Prompt >> Quote the listing in full, exactly as given, minus any pictures.

* * *

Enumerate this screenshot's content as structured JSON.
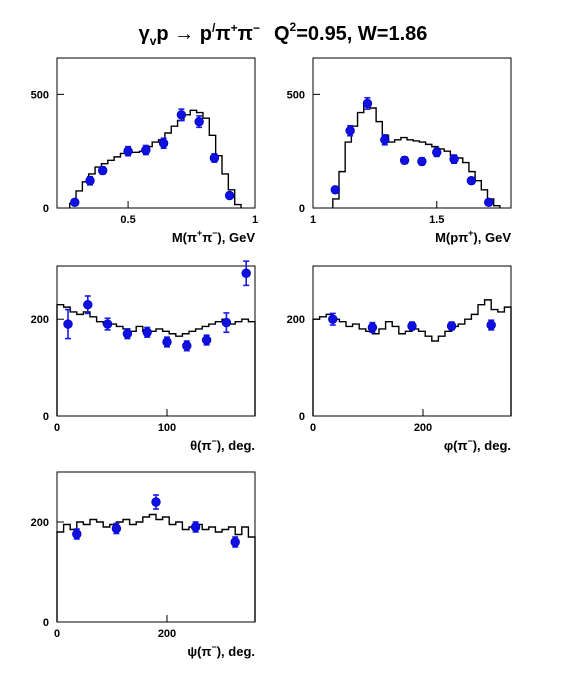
{
  "title_parts": {
    "gamma": "γ",
    "gamma_sub": "v",
    "reaction_1": "p → p",
    "prime": "/",
    "pi_1": "π",
    "pi_1_sup": "+",
    "pi_2": "π",
    "pi_2_sup": "−",
    "q": "Q",
    "q_sup": "2",
    "kinematics": "=0.95, W=1.86"
  },
  "colors": {
    "data_points": "#1010e0",
    "histogram": "#000000",
    "frame": "#000000"
  },
  "chart_data": [
    {
      "type": "line",
      "xlabel_parts": [
        "M(π",
        "+",
        "π",
        "−",
        "), GeV"
      ],
      "xlim": [
        0.22,
        1.0
      ],
      "ylim": [
        0,
        660
      ],
      "xticks": [
        0.5,
        1
      ],
      "xtick_labels": [
        "0.5",
        "1"
      ],
      "yticks": [
        0,
        500
      ],
      "ytick_labels": [
        "0",
        "500"
      ],
      "histogram": {
        "edges": [
          0.27,
          0.295,
          0.32,
          0.345,
          0.37,
          0.395,
          0.42,
          0.445,
          0.47,
          0.495,
          0.52,
          0.545,
          0.57,
          0.595,
          0.62,
          0.645,
          0.67,
          0.695,
          0.72,
          0.745,
          0.77,
          0.795,
          0.82,
          0.845,
          0.87,
          0.895,
          0.92,
          0.945
        ],
        "values": [
          20,
          75,
          115,
          150,
          180,
          195,
          210,
          225,
          240,
          245,
          245,
          250,
          270,
          290,
          300,
          330,
          360,
          385,
          410,
          430,
          420,
          395,
          320,
          230,
          150,
          80,
          15
        ]
      },
      "points": {
        "x": [
          0.29,
          0.35,
          0.4,
          0.5,
          0.57,
          0.64,
          0.71,
          0.78,
          0.84,
          0.9
        ],
        "y": [
          25,
          120,
          165,
          250,
          255,
          285,
          410,
          380,
          220,
          55
        ],
        "err": [
          12,
          18,
          15,
          20,
          20,
          22,
          25,
          25,
          18,
          10
        ]
      }
    },
    {
      "type": "line",
      "xlabel_parts": [
        "M(pπ",
        "+",
        "), GeV"
      ],
      "xlim": [
        1.0,
        1.8
      ],
      "ylim": [
        0,
        660
      ],
      "xticks": [
        1,
        1.5
      ],
      "xtick_labels": [
        "1",
        "1.5"
      ],
      "yticks": [
        0,
        500
      ],
      "ytick_labels": [
        "0",
        "500"
      ],
      "histogram": {
        "edges": [
          1.08,
          1.105,
          1.13,
          1.155,
          1.18,
          1.205,
          1.23,
          1.255,
          1.28,
          1.305,
          1.33,
          1.355,
          1.38,
          1.405,
          1.43,
          1.455,
          1.48,
          1.505,
          1.53,
          1.555,
          1.58,
          1.605,
          1.63,
          1.655,
          1.68,
          1.705,
          1.73,
          1.755
        ],
        "values": [
          40,
          160,
          290,
          360,
          420,
          460,
          440,
          380,
          320,
          290,
          300,
          310,
          300,
          295,
          290,
          280,
          270,
          260,
          250,
          230,
          220,
          200,
          160,
          120,
          80,
          40,
          10
        ]
      },
      "points": {
        "x": [
          1.09,
          1.15,
          1.22,
          1.29,
          1.37,
          1.44,
          1.5,
          1.57,
          1.64,
          1.71
        ],
        "y": [
          80,
          340,
          460,
          300,
          210,
          205,
          245,
          215,
          120,
          25
        ],
        "err": [
          12,
          22,
          25,
          22,
          15,
          15,
          18,
          18,
          14,
          10
        ]
      }
    },
    {
      "type": "line",
      "xlabel_parts": [
        "θ(π",
        "−",
        "), deg."
      ],
      "xlim": [
        0,
        180
      ],
      "ylim": [
        0,
        310
      ],
      "xticks": [
        0,
        100
      ],
      "xtick_labels": [
        "0",
        "100"
      ],
      "yticks": [
        0,
        200
      ],
      "ytick_labels": [
        "0",
        "200"
      ],
      "histogram": {
        "edges": [
          0,
          6,
          12,
          18,
          24,
          30,
          36,
          42,
          48,
          54,
          60,
          66,
          72,
          78,
          84,
          90,
          96,
          102,
          108,
          114,
          120,
          126,
          132,
          138,
          144,
          150,
          156,
          162,
          168,
          174,
          180
        ],
        "values": [
          230,
          225,
          215,
          210,
          215,
          205,
          195,
          190,
          190,
          185,
          180,
          175,
          185,
          175,
          175,
          180,
          175,
          170,
          165,
          170,
          175,
          180,
          185,
          190,
          195,
          200,
          190,
          195,
          200,
          195
        ]
      },
      "points": {
        "x": [
          10,
          28,
          46,
          64,
          82,
          100,
          118,
          136,
          154,
          172
        ],
        "y": [
          190,
          230,
          190,
          170,
          173,
          153,
          145,
          157,
          193,
          295
        ],
        "err": [
          30,
          18,
          12,
          10,
          10,
          10,
          10,
          10,
          20,
          25
        ]
      }
    },
    {
      "type": "line",
      "xlabel_parts": [
        "φ(π",
        "−",
        "), deg."
      ],
      "xlim": [
        0,
        360
      ],
      "ylim": [
        0,
        310
      ],
      "xticks": [
        0,
        200
      ],
      "xtick_labels": [
        "0",
        "200"
      ],
      "yticks": [
        0,
        200
      ],
      "ytick_labels": [
        "0",
        "200"
      ],
      "histogram": {
        "edges": [
          0,
          12,
          24,
          36,
          48,
          60,
          72,
          84,
          96,
          108,
          120,
          132,
          144,
          156,
          168,
          180,
          192,
          204,
          216,
          228,
          240,
          252,
          264,
          276,
          288,
          300,
          312,
          324,
          336,
          348,
          360
        ],
        "values": [
          200,
          205,
          210,
          200,
          195,
          185,
          190,
          180,
          175,
          170,
          180,
          195,
          185,
          170,
          175,
          180,
          175,
          165,
          155,
          165,
          175,
          185,
          190,
          200,
          210,
          230,
          240,
          220,
          215,
          225
        ]
      },
      "points": {
        "x": [
          36,
          108,
          180,
          252,
          324
        ],
        "y": [
          200,
          183,
          186,
          186,
          188
        ],
        "err": [
          12,
          10,
          8,
          8,
          10
        ]
      }
    },
    {
      "type": "line",
      "xlabel_parts": [
        "ψ(π",
        "−",
        "), deg."
      ],
      "xlim": [
        0,
        360
      ],
      "ylim": [
        0,
        300
      ],
      "xticks": [
        0,
        200
      ],
      "xtick_labels": [
        "0",
        "200"
      ],
      "yticks": [
        0,
        200
      ],
      "ytick_labels": [
        "0",
        "200"
      ],
      "histogram": {
        "edges": [
          0,
          12,
          24,
          36,
          48,
          60,
          72,
          84,
          96,
          108,
          120,
          132,
          144,
          156,
          168,
          180,
          192,
          204,
          216,
          228,
          240,
          252,
          264,
          276,
          288,
          300,
          312,
          324,
          336,
          348,
          360
        ],
        "values": [
          180,
          195,
          185,
          200,
          195,
          205,
          200,
          190,
          195,
          200,
          205,
          195,
          200,
          210,
          215,
          205,
          210,
          195,
          200,
          185,
          190,
          195,
          185,
          190,
          180,
          185,
          190,
          175,
          190,
          170
        ]
      },
      "points": {
        "x": [
          36,
          108,
          180,
          252,
          324
        ],
        "y": [
          176,
          187,
          240,
          190,
          160
        ],
        "err": [
          10,
          10,
          14,
          10,
          10
        ]
      }
    }
  ]
}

* * *

Finished answer >>
Enumerate this screenshot's content as structured JSON.
{
  "title_parts": {
    "gamma": "γ",
    "gamma_sub": "v",
    "reaction_1": "p → p",
    "prime": "/",
    "pi_1": "π",
    "pi_1_sup": "+",
    "pi_2": "π",
    "pi_2_sup": "−",
    "q": "Q",
    "q_sup": "2",
    "kinematics": "=0.95, W=1.86"
  },
  "colors": {
    "data_points": "#1010e0",
    "histogram": "#000000",
    "frame": "#000000"
  },
  "chart_data": [
    {
      "type": "line",
      "xlabel_parts": [
        "M(π",
        "+",
        "π",
        "−",
        "), GeV"
      ],
      "xlim": [
        0.22,
        1.0
      ],
      "ylim": [
        0,
        660
      ],
      "xticks": [
        0.5,
        1
      ],
      "xtick_labels": [
        "0.5",
        "1"
      ],
      "yticks": [
        0,
        500
      ],
      "ytick_labels": [
        "0",
        "500"
      ],
      "histogram": {
        "edges": [
          0.27,
          0.295,
          0.32,
          0.345,
          0.37,
          0.395,
          0.42,
          0.445,
          0.47,
          0.495,
          0.52,
          0.545,
          0.57,
          0.595,
          0.62,
          0.645,
          0.67,
          0.695,
          0.72,
          0.745,
          0.77,
          0.795,
          0.82,
          0.845,
          0.87,
          0.895,
          0.92,
          0.945
        ],
        "values": [
          20,
          75,
          115,
          150,
          180,
          195,
          210,
          225,
          240,
          245,
          245,
          250,
          270,
          290,
          300,
          330,
          360,
          385,
          410,
          430,
          420,
          395,
          320,
          230,
          150,
          80,
          15
        ]
      },
      "points": {
        "x": [
          0.29,
          0.35,
          0.4,
          0.5,
          0.57,
          0.64,
          0.71,
          0.78,
          0.84,
          0.9
        ],
        "y": [
          25,
          120,
          165,
          250,
          255,
          285,
          410,
          380,
          220,
          55
        ],
        "err": [
          12,
          18,
          15,
          20,
          20,
          22,
          25,
          25,
          18,
          10
        ]
      }
    },
    {
      "type": "line",
      "xlabel_parts": [
        "M(pπ",
        "+",
        "), GeV"
      ],
      "xlim": [
        1.0,
        1.8
      ],
      "ylim": [
        0,
        660
      ],
      "xticks": [
        1,
        1.5
      ],
      "xtick_labels": [
        "1",
        "1.5"
      ],
      "yticks": [
        0,
        500
      ],
      "ytick_labels": [
        "0",
        "500"
      ],
      "histogram": {
        "edges": [
          1.08,
          1.105,
          1.13,
          1.155,
          1.18,
          1.205,
          1.23,
          1.255,
          1.28,
          1.305,
          1.33,
          1.355,
          1.38,
          1.405,
          1.43,
          1.455,
          1.48,
          1.505,
          1.53,
          1.555,
          1.58,
          1.605,
          1.63,
          1.655,
          1.68,
          1.705,
          1.73,
          1.755
        ],
        "values": [
          40,
          160,
          290,
          360,
          420,
          460,
          440,
          380,
          320,
          290,
          300,
          310,
          300,
          295,
          290,
          280,
          270,
          260,
          250,
          230,
          220,
          200,
          160,
          120,
          80,
          40,
          10
        ]
      },
      "points": {
        "x": [
          1.09,
          1.15,
          1.22,
          1.29,
          1.37,
          1.44,
          1.5,
          1.57,
          1.64,
          1.71
        ],
        "y": [
          80,
          340,
          460,
          300,
          210,
          205,
          245,
          215,
          120,
          25
        ],
        "err": [
          12,
          22,
          25,
          22,
          15,
          15,
          18,
          18,
          14,
          10
        ]
      }
    },
    {
      "type": "line",
      "xlabel_parts": [
        "θ(π",
        "−",
        "), deg."
      ],
      "xlim": [
        0,
        180
      ],
      "ylim": [
        0,
        310
      ],
      "xticks": [
        0,
        100
      ],
      "xtick_labels": [
        "0",
        "100"
      ],
      "yticks": [
        0,
        200
      ],
      "ytick_labels": [
        "0",
        "200"
      ],
      "histogram": {
        "edges": [
          0,
          6,
          12,
          18,
          24,
          30,
          36,
          42,
          48,
          54,
          60,
          66,
          72,
          78,
          84,
          90,
          96,
          102,
          108,
          114,
          120,
          126,
          132,
          138,
          144,
          150,
          156,
          162,
          168,
          174,
          180
        ],
        "values": [
          230,
          225,
          215,
          210,
          215,
          205,
          195,
          190,
          190,
          185,
          180,
          175,
          185,
          175,
          175,
          180,
          175,
          170,
          165,
          170,
          175,
          180,
          185,
          190,
          195,
          200,
          190,
          195,
          200,
          195
        ]
      },
      "points": {
        "x": [
          10,
          28,
          46,
          64,
          82,
          100,
          118,
          136,
          154,
          172
        ],
        "y": [
          190,
          230,
          190,
          170,
          173,
          153,
          145,
          157,
          193,
          295
        ],
        "err": [
          30,
          18,
          12,
          10,
          10,
          10,
          10,
          10,
          20,
          25
        ]
      }
    },
    {
      "type": "line",
      "xlabel_parts": [
        "φ(π",
        "−",
        "), deg."
      ],
      "xlim": [
        0,
        360
      ],
      "ylim": [
        0,
        310
      ],
      "xticks": [
        0,
        200
      ],
      "xtick_labels": [
        "0",
        "200"
      ],
      "yticks": [
        0,
        200
      ],
      "ytick_labels": [
        "0",
        "200"
      ],
      "histogram": {
        "edges": [
          0,
          12,
          24,
          36,
          48,
          60,
          72,
          84,
          96,
          108,
          120,
          132,
          144,
          156,
          168,
          180,
          192,
          204,
          216,
          228,
          240,
          252,
          264,
          276,
          288,
          300,
          312,
          324,
          336,
          348,
          360
        ],
        "values": [
          200,
          205,
          210,
          200,
          195,
          185,
          190,
          180,
          175,
          170,
          180,
          195,
          185,
          170,
          175,
          180,
          175,
          165,
          155,
          165,
          175,
          185,
          190,
          200,
          210,
          230,
          240,
          220,
          215,
          225
        ]
      },
      "points": {
        "x": [
          36,
          108,
          180,
          252,
          324
        ],
        "y": [
          200,
          183,
          186,
          186,
          188
        ],
        "err": [
          12,
          10,
          8,
          8,
          10
        ]
      }
    },
    {
      "type": "line",
      "xlabel_parts": [
        "ψ(π",
        "−",
        "), deg."
      ],
      "xlim": [
        0,
        360
      ],
      "ylim": [
        0,
        300
      ],
      "xticks": [
        0,
        200
      ],
      "xtick_labels": [
        "0",
        "200"
      ],
      "yticks": [
        0,
        200
      ],
      "ytick_labels": [
        "0",
        "200"
      ],
      "histogram": {
        "edges": [
          0,
          12,
          24,
          36,
          48,
          60,
          72,
          84,
          96,
          108,
          120,
          132,
          144,
          156,
          168,
          180,
          192,
          204,
          216,
          228,
          240,
          252,
          264,
          276,
          288,
          300,
          312,
          324,
          336,
          348,
          360
        ],
        "values": [
          180,
          195,
          185,
          200,
          195,
          205,
          200,
          190,
          195,
          200,
          205,
          195,
          200,
          210,
          215,
          205,
          210,
          195,
          200,
          185,
          190,
          195,
          185,
          190,
          180,
          185,
          190,
          175,
          190,
          170
        ]
      },
      "points": {
        "x": [
          36,
          108,
          180,
          252,
          324
        ],
        "y": [
          176,
          187,
          240,
          190,
          160
        ],
        "err": [
          10,
          10,
          14,
          10,
          10
        ]
      }
    }
  ]
}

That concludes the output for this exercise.